SUPPLIED DATA:

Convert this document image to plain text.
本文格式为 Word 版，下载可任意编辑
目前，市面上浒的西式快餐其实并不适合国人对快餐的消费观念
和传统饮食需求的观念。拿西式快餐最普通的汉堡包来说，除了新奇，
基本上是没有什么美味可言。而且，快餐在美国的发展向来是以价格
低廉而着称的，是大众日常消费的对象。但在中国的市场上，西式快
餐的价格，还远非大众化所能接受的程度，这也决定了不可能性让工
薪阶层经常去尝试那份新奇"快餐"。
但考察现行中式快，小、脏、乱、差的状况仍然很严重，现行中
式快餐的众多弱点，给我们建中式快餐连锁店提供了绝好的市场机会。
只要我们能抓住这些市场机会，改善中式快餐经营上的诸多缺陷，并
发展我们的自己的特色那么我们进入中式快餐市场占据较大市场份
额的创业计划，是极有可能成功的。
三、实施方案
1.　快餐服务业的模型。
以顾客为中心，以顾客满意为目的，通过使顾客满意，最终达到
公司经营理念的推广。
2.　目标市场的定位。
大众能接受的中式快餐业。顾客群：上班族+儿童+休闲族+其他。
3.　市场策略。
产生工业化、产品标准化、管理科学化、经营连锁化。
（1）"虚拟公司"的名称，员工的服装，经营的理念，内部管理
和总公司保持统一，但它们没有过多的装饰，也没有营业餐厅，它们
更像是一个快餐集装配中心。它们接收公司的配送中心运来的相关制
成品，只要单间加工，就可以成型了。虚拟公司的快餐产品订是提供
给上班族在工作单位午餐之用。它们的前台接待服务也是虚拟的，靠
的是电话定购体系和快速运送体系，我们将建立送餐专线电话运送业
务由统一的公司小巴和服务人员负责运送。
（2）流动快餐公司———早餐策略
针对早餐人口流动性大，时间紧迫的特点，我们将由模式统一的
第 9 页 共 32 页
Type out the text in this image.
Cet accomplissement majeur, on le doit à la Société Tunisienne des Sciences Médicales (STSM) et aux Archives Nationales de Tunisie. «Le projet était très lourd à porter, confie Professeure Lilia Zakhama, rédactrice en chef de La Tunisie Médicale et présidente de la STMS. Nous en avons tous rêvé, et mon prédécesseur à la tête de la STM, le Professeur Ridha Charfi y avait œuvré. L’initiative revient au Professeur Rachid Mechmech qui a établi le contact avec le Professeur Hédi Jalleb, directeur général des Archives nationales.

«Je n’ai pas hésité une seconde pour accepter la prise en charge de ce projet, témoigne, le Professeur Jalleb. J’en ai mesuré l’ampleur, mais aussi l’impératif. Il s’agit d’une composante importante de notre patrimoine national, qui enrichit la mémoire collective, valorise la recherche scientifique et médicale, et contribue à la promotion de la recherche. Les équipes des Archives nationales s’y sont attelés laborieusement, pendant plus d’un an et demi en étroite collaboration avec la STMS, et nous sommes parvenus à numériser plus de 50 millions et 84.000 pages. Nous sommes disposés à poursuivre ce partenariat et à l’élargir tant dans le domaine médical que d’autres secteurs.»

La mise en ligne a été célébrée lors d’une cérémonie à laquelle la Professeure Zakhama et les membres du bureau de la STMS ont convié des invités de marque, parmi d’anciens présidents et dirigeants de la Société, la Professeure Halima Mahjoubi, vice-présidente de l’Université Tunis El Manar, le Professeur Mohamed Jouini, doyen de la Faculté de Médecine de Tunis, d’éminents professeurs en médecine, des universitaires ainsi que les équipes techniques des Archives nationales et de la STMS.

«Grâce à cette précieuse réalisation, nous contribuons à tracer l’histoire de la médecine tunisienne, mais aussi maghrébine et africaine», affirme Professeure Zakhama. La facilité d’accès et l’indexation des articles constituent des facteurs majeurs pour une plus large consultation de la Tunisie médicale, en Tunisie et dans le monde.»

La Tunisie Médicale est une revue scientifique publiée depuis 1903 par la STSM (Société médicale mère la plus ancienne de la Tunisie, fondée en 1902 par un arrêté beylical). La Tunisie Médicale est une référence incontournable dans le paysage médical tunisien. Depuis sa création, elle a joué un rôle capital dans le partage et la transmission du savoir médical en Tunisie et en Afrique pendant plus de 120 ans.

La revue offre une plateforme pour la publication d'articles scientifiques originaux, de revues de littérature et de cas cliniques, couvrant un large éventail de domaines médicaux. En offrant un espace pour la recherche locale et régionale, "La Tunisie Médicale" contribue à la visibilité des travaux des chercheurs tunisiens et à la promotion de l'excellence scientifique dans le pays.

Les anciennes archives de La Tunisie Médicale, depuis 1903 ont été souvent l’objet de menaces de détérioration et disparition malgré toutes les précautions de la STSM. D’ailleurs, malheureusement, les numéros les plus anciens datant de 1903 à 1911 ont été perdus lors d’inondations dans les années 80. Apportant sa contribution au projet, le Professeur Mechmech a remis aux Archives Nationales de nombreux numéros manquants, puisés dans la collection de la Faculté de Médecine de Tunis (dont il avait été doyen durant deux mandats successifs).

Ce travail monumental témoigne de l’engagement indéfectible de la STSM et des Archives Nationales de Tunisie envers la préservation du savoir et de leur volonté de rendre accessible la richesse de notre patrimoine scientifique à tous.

SET PROBLEM:
Reproduce every record, matching each line exactly.

PROBLEM SOLUTION:
Convert this document image to plain text.
本文格式为 Word 版，下载可任意编辑
目前，市面上浒的西式快餐其实并不适合国人对快餐的消费观念
和传统饮食需求的观念。拿西式快餐最普通的汉堡包来说，除了新奇，
基本上是没有什么美味可言。而且，快餐在美国的发展向来是以价格
低廉而着称的，是大众日常消费的对象。但在中国的市场上，西式快
餐的价格，还远非大众化所能接受的程度，这也决定了不可能性让工
薪阶层经常去尝试那份新奇"快餐"。
但考察现行中式快，小、脏、乱、差的状况仍然很严重，现行中
式快餐的众多弱点，给我们建中式快餐连锁店提供了绝好的市场机会。
只要我们能抓住这些市场机会，改善中式快餐经营上的诸多缺陷，并
发展我们的自己的特色那么我们进入中式快餐市场占据较大市场份
额的创业计划，是极有可能成功的。
三、实施方案
1.　快餐服务业的模型。
以顾客为中心，以顾客满意为目的，通过使顾客满意，最终达到
公司经营理念的推广。
2.　目标市场的定位。
大众能接受的中式快餐业。顾客群：上班族+儿童+休闲族+其他。
3.　市场策略。
产生工业化、产品标准化、管理科学化、经营连锁化。
（1）"虚拟公司"的名称，员工的服装，经营的理念，内部管理
和总公司保持统一，但它们没有过多的装饰，也没有营业餐厅，它们
更像是一个快餐集装配中心。它们接收公司的配送中心运来的相关制
成品，只要单间加工，就可以成型了。虚拟公司的快餐产品订是提供
给上班族在工作单位午餐之用。它们的前台接待服务也是虚拟的，靠
的是电话定购体系和快速运送体系，我们将建立送餐专线电话运送业
务由统一的公司小巴和服务人员负责运送。
（2）流动快餐公司———早餐策略
针对早餐人口流动性大，时间紧迫的特点，我们将由模式统一的
第 9 页 共 32 页
Type out the text in this image.
Cet accomplissement majeur, on le doit à la Société Tunisienne des Sciences Médicales (STSM) et aux Archives Nationales de Tunisie. «Le projet était très lourd à porter, confie Professeure Lilia Zakhama, rédactrice en chef de La Tunisie Médicale et présidente de la STMS. Nous en avons tous rêvé, et mon prédécesseur à la tête de la STM, le Professeur Ridha Charfi y avait œuvré. L’initiative revient au Professeur Rachid Mechmech qui a établi le contact avec le Professeur Hédi Jalleb, directeur général des Archives nationales.

«Je n’ai pas hésité une seconde pour accepter la prise en charge de ce projet, témoigne, le Professeur Jalleb. J’en ai mesuré l’ampleur, mais aussi l’impératif. Il s’agit d’une composante importante de notre patrimoine national, qui enrichit la mémoire collective, valorise la recherche scientifique et médicale, et contribue à la promotion de la recherche. Les équipes des Archives nationales s’y sont attelés laborieusement, pendant plus d’un an et demi en étroite collaboration avec la STMS, et nous sommes parvenus à numériser plus de 50 millions et 84.000 pages. Nous sommes disposés à poursuivre ce partenariat et à l’élargir tant dans le domaine médical que d’autres secteurs.»

La mise en ligne a été célébrée lors d’une cérémonie à laquelle la Professeure Zakhama et les membres du bureau de la STMS ont convié des invités de marque, parmi d’anciens présidents et dirigeants de la Société, la Professeure Halima Mahjoubi, vice-présidente de l’Université Tunis El Manar, le Professeur Mohamed Jouini, doyen de la Faculté de Médecine de Tunis, d’éminents professeurs en médecine, des universitaires ainsi que les équipes techniques des Archives nationales et de la STMS.

«Grâce à cette précieuse réalisation, nous contribuons à tracer l’histoire de la médecine tunisienne, mais aussi maghrébine et africaine», affirme Professeure Zakhama. La facilité d’accès et l’indexation des articles constituent des facteurs majeurs pour une plus large consultation de la Tunisie médicale, en Tunisie et dans le monde.»

La Tunisie Médicale est une revue scientifique publiée depuis 1903 par la STSM (Société médicale mère la plus ancienne de la Tunisie, fondée en 1902 par un arrêté beylical). La Tunisie Médicale est une référence incontournable dans le paysage médical tunisien. Depuis sa création, elle a joué un rôle capital dans le partage et la transmission du savoir médical en Tunisie et en Afrique pendant plus de 120 ans.

La revue offre une plateforme pour la publication d'articles scientifiques originaux, de revues de littérature et de cas cliniques, couvrant un large éventail de domaines médicaux. En offrant un espace pour la recherche locale et régionale, "La Tunisie Médicale" contribue à la visibilité des travaux des chercheurs tunisiens et à la promotion de l'excellence scientifique dans le pays.

Les anciennes archives de La Tunisie Médicale, depuis 1903 ont été souvent l’objet de menaces de détérioration et disparition malgré toutes les précautions de la STSM. D’ailleurs, malheureusement, les numéros les plus anciens datant de 1903 à 1911 ont été perdus lors d’inondations dans les années 80. Apportant sa contribution au projet, le Professeur Mechmech a remis aux Archives Nationales de nombreux numéros manquants, puisés dans la collection de la Faculté de Médecine de Tunis (dont il avait été doyen durant deux mandats successifs).

Ce travail monumental témoigne de l’engagement indéfectible de la STSM et des Archives Nationales de Tunisie envers la préservation du savoir et de leur volonté de rendre accessible la richesse de notre patrimoine scientifique à tous.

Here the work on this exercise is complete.